Given problem: Set down the whole listing verbatim.

---- Dataset rows

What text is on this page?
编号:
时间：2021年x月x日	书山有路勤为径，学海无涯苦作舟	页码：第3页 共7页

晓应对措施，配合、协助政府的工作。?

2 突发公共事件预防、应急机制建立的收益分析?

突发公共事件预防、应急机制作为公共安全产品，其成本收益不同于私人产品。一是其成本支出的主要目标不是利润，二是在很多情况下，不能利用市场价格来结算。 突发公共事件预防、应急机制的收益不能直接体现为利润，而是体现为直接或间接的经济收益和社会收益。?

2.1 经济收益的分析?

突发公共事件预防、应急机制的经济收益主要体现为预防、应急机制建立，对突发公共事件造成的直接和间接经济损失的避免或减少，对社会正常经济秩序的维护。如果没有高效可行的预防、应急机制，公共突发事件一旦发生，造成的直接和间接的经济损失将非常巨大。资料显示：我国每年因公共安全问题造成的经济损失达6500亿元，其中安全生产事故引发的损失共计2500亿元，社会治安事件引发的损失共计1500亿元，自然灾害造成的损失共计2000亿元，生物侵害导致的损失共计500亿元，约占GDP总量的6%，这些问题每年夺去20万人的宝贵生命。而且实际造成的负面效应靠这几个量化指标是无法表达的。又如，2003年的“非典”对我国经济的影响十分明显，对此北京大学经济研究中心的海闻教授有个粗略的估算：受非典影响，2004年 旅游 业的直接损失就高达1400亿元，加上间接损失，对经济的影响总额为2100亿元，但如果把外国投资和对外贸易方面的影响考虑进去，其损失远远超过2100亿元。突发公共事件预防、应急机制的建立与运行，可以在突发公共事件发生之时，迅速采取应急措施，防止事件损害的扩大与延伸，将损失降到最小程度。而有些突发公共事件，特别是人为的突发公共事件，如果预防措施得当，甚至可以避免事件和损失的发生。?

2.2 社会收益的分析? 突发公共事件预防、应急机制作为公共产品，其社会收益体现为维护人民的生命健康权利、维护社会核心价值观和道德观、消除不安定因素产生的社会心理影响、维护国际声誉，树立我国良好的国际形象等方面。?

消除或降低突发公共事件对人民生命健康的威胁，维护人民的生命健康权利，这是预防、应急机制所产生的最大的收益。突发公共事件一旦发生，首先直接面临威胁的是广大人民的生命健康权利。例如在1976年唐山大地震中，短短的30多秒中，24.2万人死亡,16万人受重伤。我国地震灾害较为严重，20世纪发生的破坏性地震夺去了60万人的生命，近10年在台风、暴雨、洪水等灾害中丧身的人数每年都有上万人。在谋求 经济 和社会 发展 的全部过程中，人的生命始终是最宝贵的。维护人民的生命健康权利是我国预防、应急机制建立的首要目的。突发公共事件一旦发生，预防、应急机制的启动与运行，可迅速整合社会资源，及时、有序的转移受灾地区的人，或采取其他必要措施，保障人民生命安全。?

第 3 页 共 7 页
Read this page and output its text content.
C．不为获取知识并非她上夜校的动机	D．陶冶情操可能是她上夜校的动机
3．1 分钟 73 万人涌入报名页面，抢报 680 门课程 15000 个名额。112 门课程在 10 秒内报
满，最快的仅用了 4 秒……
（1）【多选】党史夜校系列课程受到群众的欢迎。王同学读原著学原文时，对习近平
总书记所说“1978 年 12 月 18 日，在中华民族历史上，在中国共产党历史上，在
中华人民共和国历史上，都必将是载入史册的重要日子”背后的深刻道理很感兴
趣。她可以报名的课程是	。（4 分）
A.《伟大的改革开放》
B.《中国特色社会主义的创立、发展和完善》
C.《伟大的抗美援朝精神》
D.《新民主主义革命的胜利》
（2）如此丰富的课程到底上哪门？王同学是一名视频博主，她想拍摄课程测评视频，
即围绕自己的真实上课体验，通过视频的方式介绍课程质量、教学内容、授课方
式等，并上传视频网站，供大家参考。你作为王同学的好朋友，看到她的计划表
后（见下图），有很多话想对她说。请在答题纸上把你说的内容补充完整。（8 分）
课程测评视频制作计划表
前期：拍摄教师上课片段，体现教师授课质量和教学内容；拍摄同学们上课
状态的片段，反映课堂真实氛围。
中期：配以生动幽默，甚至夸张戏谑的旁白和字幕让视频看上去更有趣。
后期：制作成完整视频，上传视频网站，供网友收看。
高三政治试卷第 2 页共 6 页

--------

Expected answer:
What text is on this page?
编号:
时间：2021年x月x日	书山有路勤为径，学海无涯苦作舟	页码：第3页 共7页

晓应对措施，配合、协助政府的工作。?

2 突发公共事件预防、应急机制建立的收益分析?

突发公共事件预防、应急机制作为公共安全产品，其成本收益不同于私人产品。一是其成本支出的主要目标不是利润，二是在很多情况下，不能利用市场价格来结算。 突发公共事件预防、应急机制的收益不能直接体现为利润，而是体现为直接或间接的经济收益和社会收益。?

2.1 经济收益的分析?

突发公共事件预防、应急机制的经济收益主要体现为预防、应急机制建立，对突发公共事件造成的直接和间接经济损失的避免或减少，对社会正常经济秩序的维护。如果没有高效可行的预防、应急机制，公共突发事件一旦发生，造成的直接和间接的经济损失将非常巨大。资料显示：我国每年因公共安全问题造成的经济损失达6500亿元，其中安全生产事故引发的损失共计2500亿元，社会治安事件引发的损失共计1500亿元，自然灾害造成的损失共计2000亿元，生物侵害导致的损失共计500亿元，约占GDP总量的6%，这些问题每年夺去20万人的宝贵生命。而且实际造成的负面效应靠这几个量化指标是无法表达的。又如，2003年的“非典”对我国经济的影响十分明显，对此北京大学经济研究中心的海闻教授有个粗略的估算：受非典影响，2004年 旅游 业的直接损失就高达1400亿元，加上间接损失，对经济的影响总额为2100亿元，但如果把外国投资和对外贸易方面的影响考虑进去，其损失远远超过2100亿元。突发公共事件预防、应急机制的建立与运行，可以在突发公共事件发生之时，迅速采取应急措施，防止事件损害的扩大与延伸，将损失降到最小程度。而有些突发公共事件，特别是人为的突发公共事件，如果预防措施得当，甚至可以避免事件和损失的发生。?

2.2 社会收益的分析? 突发公共事件预防、应急机制作为公共产品，其社会收益体现为维护人民的生命健康权利、维护社会核心价值观和道德观、消除不安定因素产生的社会心理影响、维护国际声誉，树立我国良好的国际形象等方面。?

消除或降低突发公共事件对人民生命健康的威胁，维护人民的生命健康权利，这是预防、应急机制所产生的最大的收益。突发公共事件一旦发生，首先直接面临威胁的是广大人民的生命健康权利。例如在1976年唐山大地震中，短短的30多秒中，24.2万人死亡,16万人受重伤。我国地震灾害较为严重，20世纪发生的破坏性地震夺去了60万人的生命，近10年在台风、暴雨、洪水等灾害中丧身的人数每年都有上万人。在谋求 经济 和社会 发展 的全部过程中，人的生命始终是最宝贵的。维护人民的生命健康权利是我国预防、应急机制建立的首要目的。突发公共事件一旦发生，预防、应急机制的启动与运行，可迅速整合社会资源，及时、有序的转移受灾地区的人，或采取其他必要措施，保障人民生命安全。?

第 3 页 共 7 页
Read this page and output its text content.
C．不为获取知识并非她上夜校的动机	D．陶冶情操可能是她上夜校的动机
3．1 分钟 73 万人涌入报名页面，抢报 680 门课程 15000 个名额。112 门课程在 10 秒内报
满，最快的仅用了 4 秒……
（1）【多选】党史夜校系列课程受到群众的欢迎。王同学读原著学原文时，对习近平
总书记所说“1978 年 12 月 18 日，在中华民族历史上，在中国共产党历史上，在
中华人民共和国历史上，都必将是载入史册的重要日子”背后的深刻道理很感兴
趣。她可以报名的课程是	。（4 分）
A.《伟大的改革开放》
B.《中国特色社会主义的创立、发展和完善》
C.《伟大的抗美援朝精神》
D.《新民主主义革命的胜利》
（2）如此丰富的课程到底上哪门？王同学是一名视频博主，她想拍摄课程测评视频，
即围绕自己的真实上课体验，通过视频的方式介绍课程质量、教学内容、授课方
式等，并上传视频网站，供大家参考。你作为王同学的好朋友，看到她的计划表
后（见下图），有很多话想对她说。请在答题纸上把你说的内容补充完整。（8 分）
课程测评视频制作计划表
前期：拍摄教师上课片段，体现教师授课质量和教学内容；拍摄同学们上课
状态的片段，反映课堂真实氛围。
中期：配以生动幽默，甚至夸张戏谑的旁白和字幕让视频看上去更有趣。
后期：制作成完整视频，上传视频网站，供网友收看。
高三政治试卷第 2 页共 6 页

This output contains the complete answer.